# To be done
Reproduce the material below line for line, without altering a single character. Leave the pictures out of your copy.

* * *

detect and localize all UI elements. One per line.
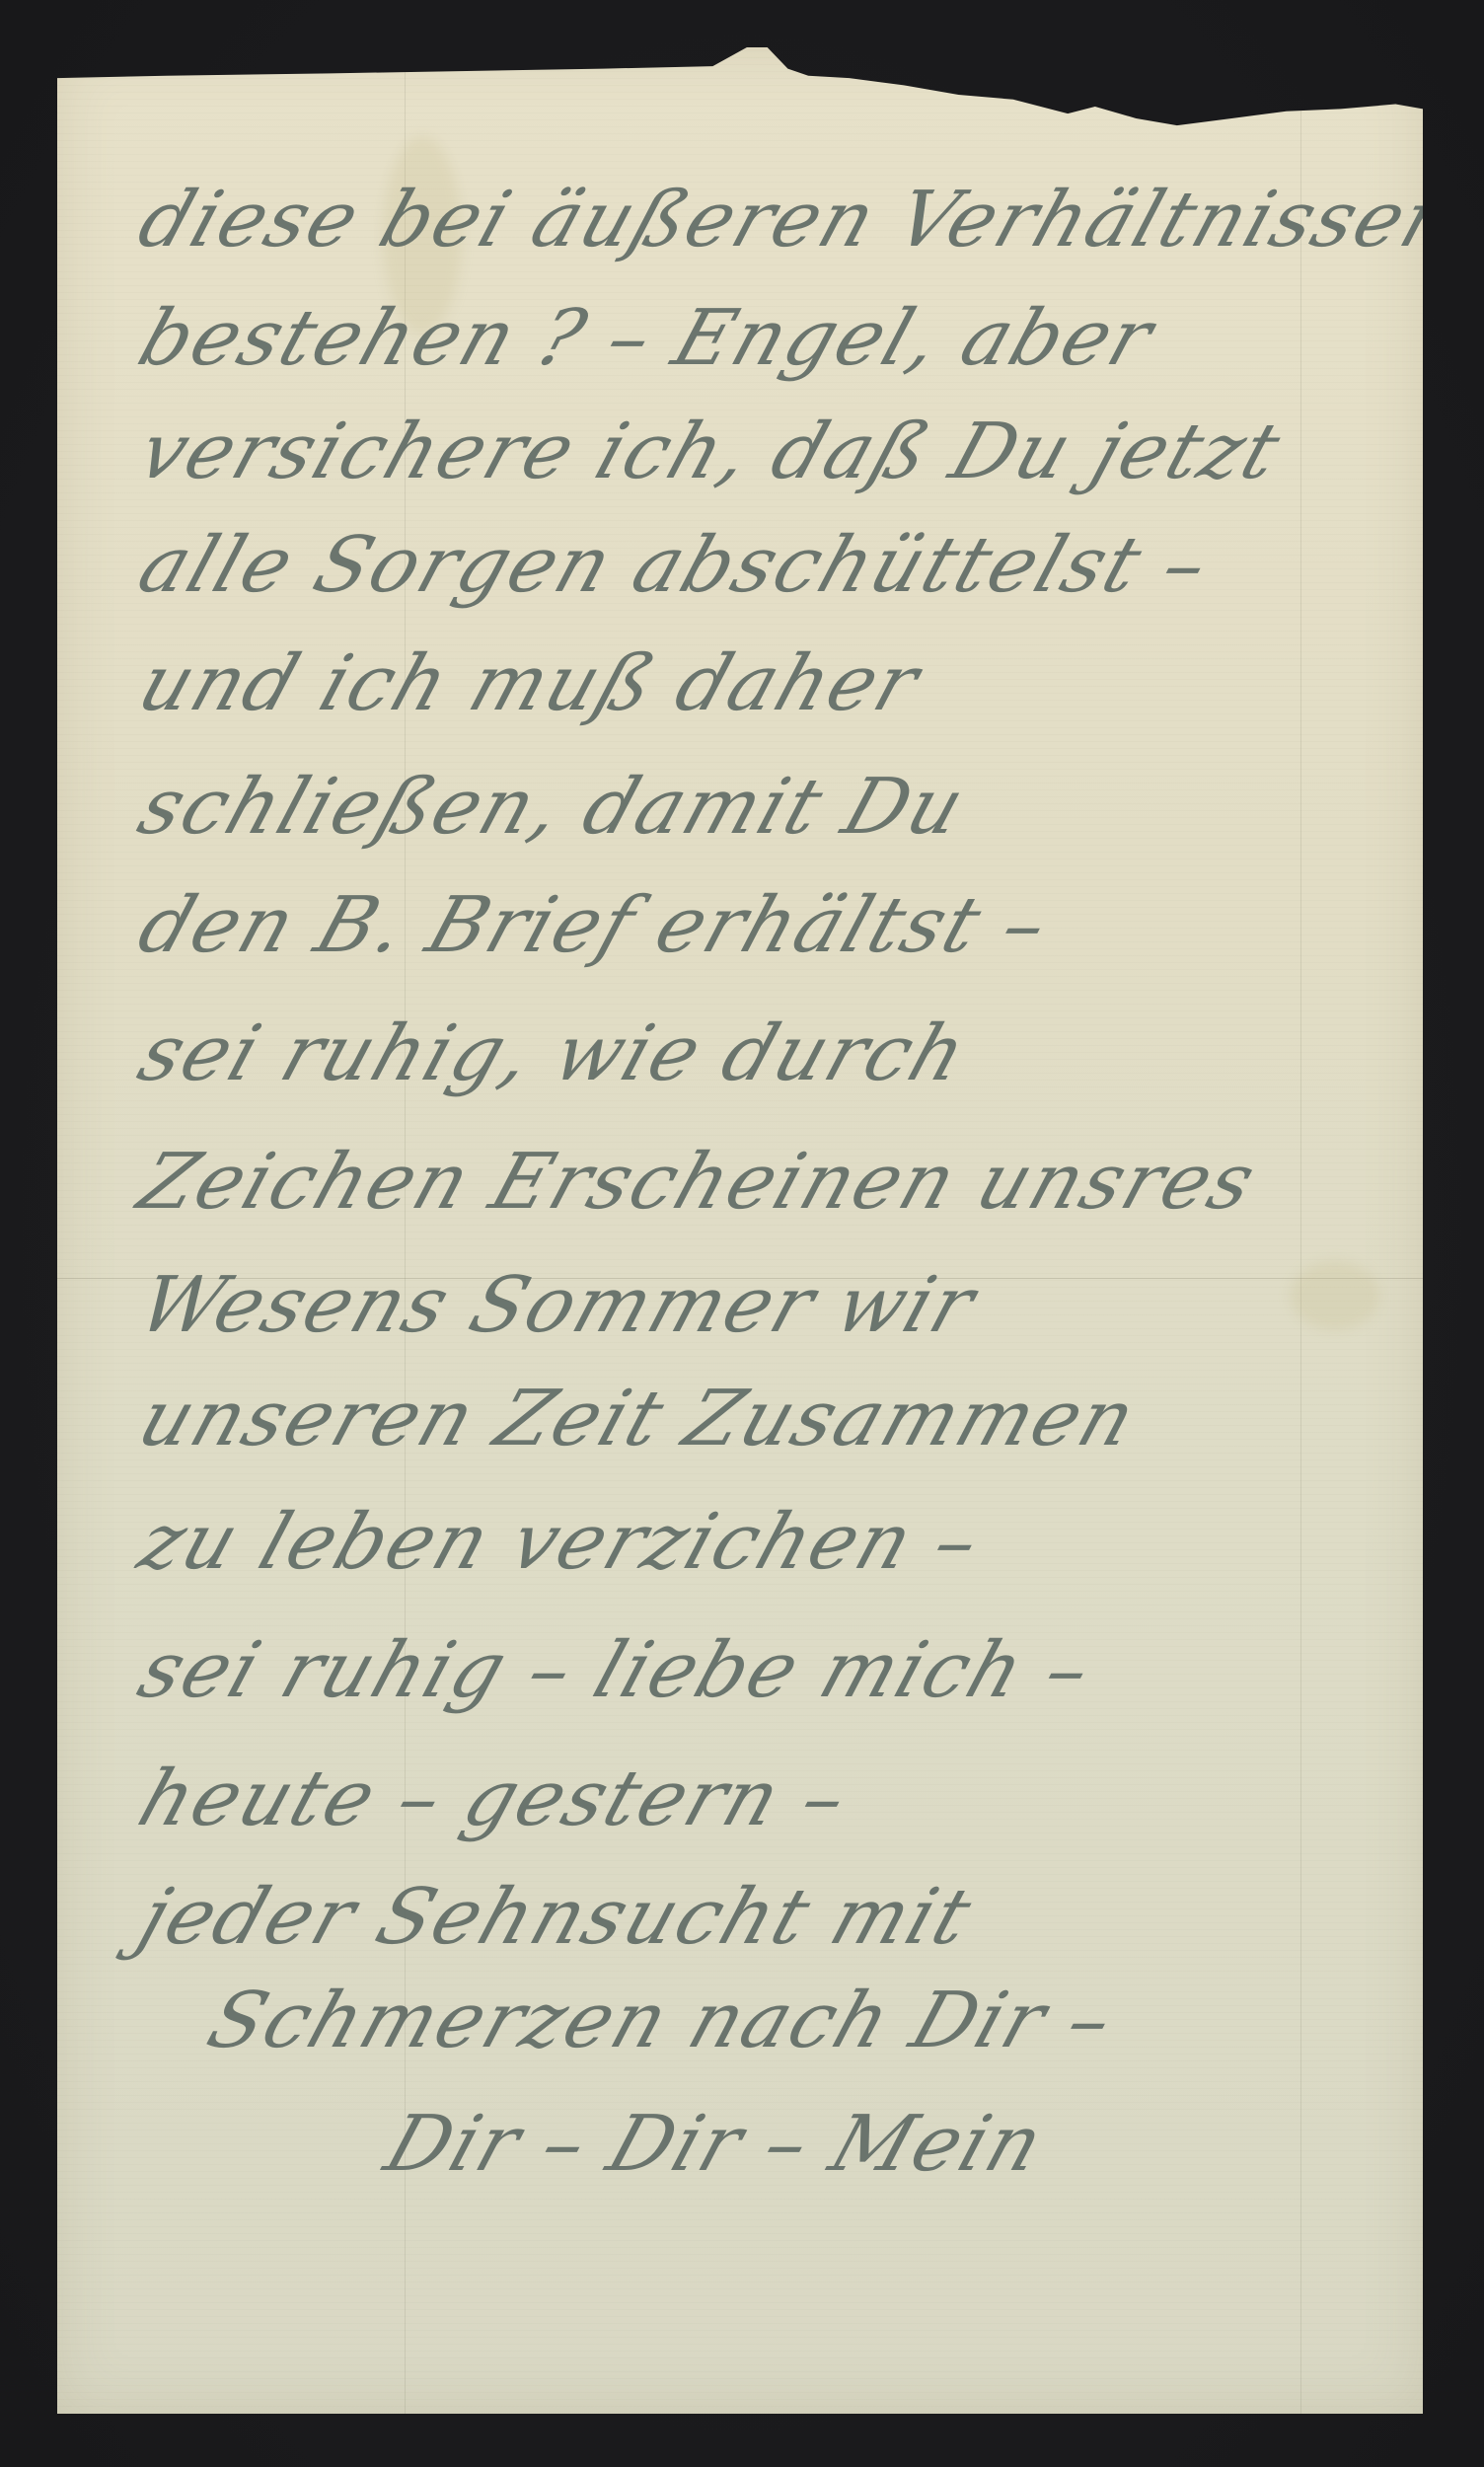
- text-line: zu leben verzichen –: [128, 1498, 992, 1587]
- text-line: sei ruhig, wie durch: [128, 1009, 978, 1098]
- text-line: Wesens Sommer wir: [128, 1261, 987, 1350]
- text-line: Zeichen Erscheinen unsres: [128, 1138, 1267, 1227]
- text-line: heute – gestern –: [128, 1755, 859, 1843]
- text-line: alle Sorgen abschüttelst –: [128, 521, 1221, 610]
- text-line: Schmerzen nach Dir –: [197, 1977, 1125, 2065]
- text-line: jeder Sehnsucht mit: [128, 1873, 983, 1962]
- text-line: schließen, damit Du: [128, 763, 977, 852]
- paper-stain: [1291, 1261, 1379, 1330]
- text-line: bestehen ? – Engel, aber: [128, 294, 1164, 383]
- text-line: Dir – Dir – Mein: [375, 2100, 1055, 2189]
- paper-crease: [1300, 47, 1301, 2414]
- text-line: versichere ich, daß Du jetzt: [128, 408, 1293, 496]
- paper-sheet: diese bei äußeren Verhältnissen bestehen…: [57, 47, 1423, 2414]
- text-line: den B. Brief erhältst –: [128, 881, 1060, 970]
- text-line: unseren Zeit Zusammen: [128, 1375, 1148, 1463]
- text-line: sei ruhig – liebe mich –: [128, 1626, 1103, 1715]
- scanned-document: diese bei äußeren Verhältnissen bestehen…: [0, 0, 1484, 2467]
- text-line: und ich muß daher: [128, 639, 930, 728]
- text-line: diese bei äußeren Verhältnissen: [128, 176, 1470, 264]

* * *

# Answer for the task
detect and localize all UI elements. One per line.
- text-line: zu leben verzichen –: [128, 1498, 992, 1587]
- text-line: sei ruhig, wie durch: [128, 1009, 978, 1098]
- text-line: Wesens Sommer wir: [128, 1261, 987, 1350]
- text-line: Zeichen Erscheinen unsres: [128, 1138, 1267, 1227]
- text-line: heute – gestern –: [128, 1755, 859, 1843]
- text-line: alle Sorgen abschüttelst –: [128, 521, 1221, 610]
- text-line: Schmerzen nach Dir –: [197, 1977, 1125, 2065]
- text-line: jeder Sehnsucht mit: [128, 1873, 983, 1962]
- text-line: schließen, damit Du: [128, 763, 977, 852]
- paper-stain: [1291, 1261, 1379, 1330]
- text-line: bestehen ? – Engel, aber: [128, 294, 1164, 383]
- text-line: Dir – Dir – Mein: [375, 2100, 1055, 2189]
- paper-crease: [1300, 47, 1301, 2414]
- text-line: versichere ich, daß Du jetzt: [128, 408, 1293, 496]
- paper-sheet: diese bei äußeren Verhältnissen bestehen…: [57, 47, 1423, 2414]
- text-line: den B. Brief erhältst –: [128, 881, 1060, 970]
- text-line: unseren Zeit Zusammen: [128, 1375, 1148, 1463]
- text-line: sei ruhig – liebe mich –: [128, 1626, 1103, 1715]
- scanned-document: diese bei äußeren Verhältnissen bestehen…: [0, 0, 1484, 2467]
- text-line: und ich muß daher: [128, 639, 930, 728]
- text-line: diese bei äußeren Verhältnissen: [128, 176, 1470, 264]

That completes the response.